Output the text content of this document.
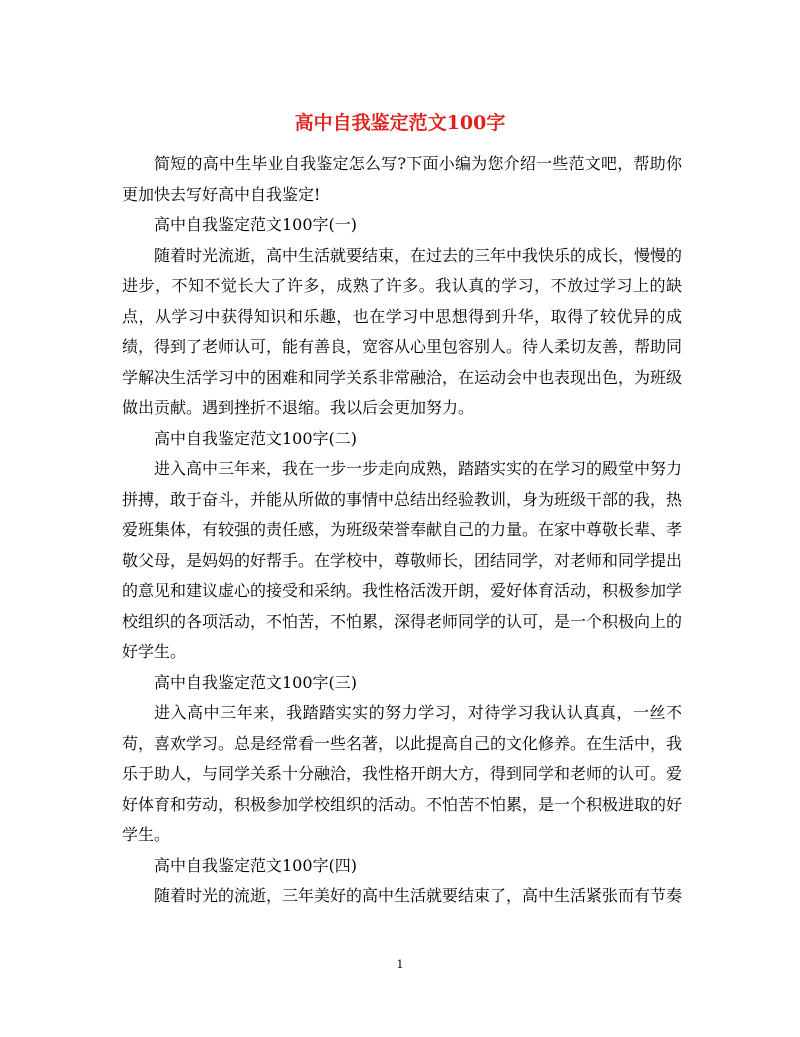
高中自我鉴定范文100字

简短的高中生毕业自我鉴定怎么写?下面小编为您介绍一些范文吧，帮助你更加快去写好高中自我鉴定!

高中自我鉴定范文100字(一)

随着时光流逝，高中生活就要结束，在过去的三年中我快乐的成长，慢慢的进步，不知不觉长大了许多，成熟了许多。我认真的学习，不放过学习上的缺点，从学习中获得知识和乐趣，也在学习中思想得到升华，取得了较优异的成绩，得到了老师认可，能有善良，宽容从心里包容别人。待人柔切友善，帮助同学解决生活学习中的困难和同学关系非常融洽，在运动会中也表现出色，为班级做出贡献。遇到挫折不退缩。我以后会更加努力。

高中自我鉴定范文100字(二)

进入高中三年来，我在一步一步走向成熟，踏踏实实的在学习的殿堂中努力拼搏，敢于奋斗，并能从所做的事情中总结出经验教训，身为班级干部的我，热爱班集体，有较强的责任感，为班级荣誉奉献自己的力量。在家中尊敬长辈、孝敬父母，是妈妈的好帮手。在学校中，尊敬师长，团结同学，对老师和同学提出的意见和建议虚心的接受和采纳。我性格活泼开朗，爱好体育活动，积极参加学校组织的各项活动，不怕苦，不怕累，深得老师同学的认可，是一个积极向上的好学生。

高中自我鉴定范文100字(三)

进入高中三年来，我踏踏实实的努力学习，对待学习我认认真真，一丝不苟，喜欢学习。总是经常看一些名著，以此提高自己的文化修养。在生活中，我乐于助人，与同学关系十分融洽，我性格开朗大方，得到同学和老师的认可。爱好体育和劳动，积极参加学校组织的活动。不怕苦不怕累，是一个积极进取的好学生。

高中自我鉴定范文100字(四)

随着时光的流逝，三年美好的高中生活就要结束了，高中生活紧张而有节奏

1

= = = = =

### Problem description
Go back to the records above and write them out exactly, without the pictures.

### Solution to this exercise
Output the text content of this document.
高中自我鉴定范文100字

简短的高中生毕业自我鉴定怎么写?下面小编为您介绍一些范文吧，帮助你更加快去写好高中自我鉴定!

高中自我鉴定范文100字(一)

随着时光流逝，高中生活就要结束，在过去的三年中我快乐的成长，慢慢的进步，不知不觉长大了许多，成熟了许多。我认真的学习，不放过学习上的缺点，从学习中获得知识和乐趣，也在学习中思想得到升华，取得了较优异的成绩，得到了老师认可，能有善良，宽容从心里包容别人。待人柔切友善，帮助同学解决生活学习中的困难和同学关系非常融洽，在运动会中也表现出色，为班级做出贡献。遇到挫折不退缩。我以后会更加努力。

高中自我鉴定范文100字(二)

进入高中三年来，我在一步一步走向成熟，踏踏实实的在学习的殿堂中努力拼搏，敢于奋斗，并能从所做的事情中总结出经验教训，身为班级干部的我，热爱班集体，有较强的责任感，为班级荣誉奉献自己的力量。在家中尊敬长辈、孝敬父母，是妈妈的好帮手。在学校中，尊敬师长，团结同学，对老师和同学提出的意见和建议虚心的接受和采纳。我性格活泼开朗，爱好体育活动，积极参加学校组织的各项活动，不怕苦，不怕累，深得老师同学的认可，是一个积极向上的好学生。

高中自我鉴定范文100字(三)

进入高中三年来，我踏踏实实的努力学习，对待学习我认认真真，一丝不苟，喜欢学习。总是经常看一些名著，以此提高自己的文化修养。在生活中，我乐于助人，与同学关系十分融洽，我性格开朗大方，得到同学和老师的认可。爱好体育和劳动，积极参加学校组织的活动。不怕苦不怕累，是一个积极进取的好学生。

高中自我鉴定范文100字(四)

随着时光的流逝，三年美好的高中生活就要结束了，高中生活紧张而有节奏

1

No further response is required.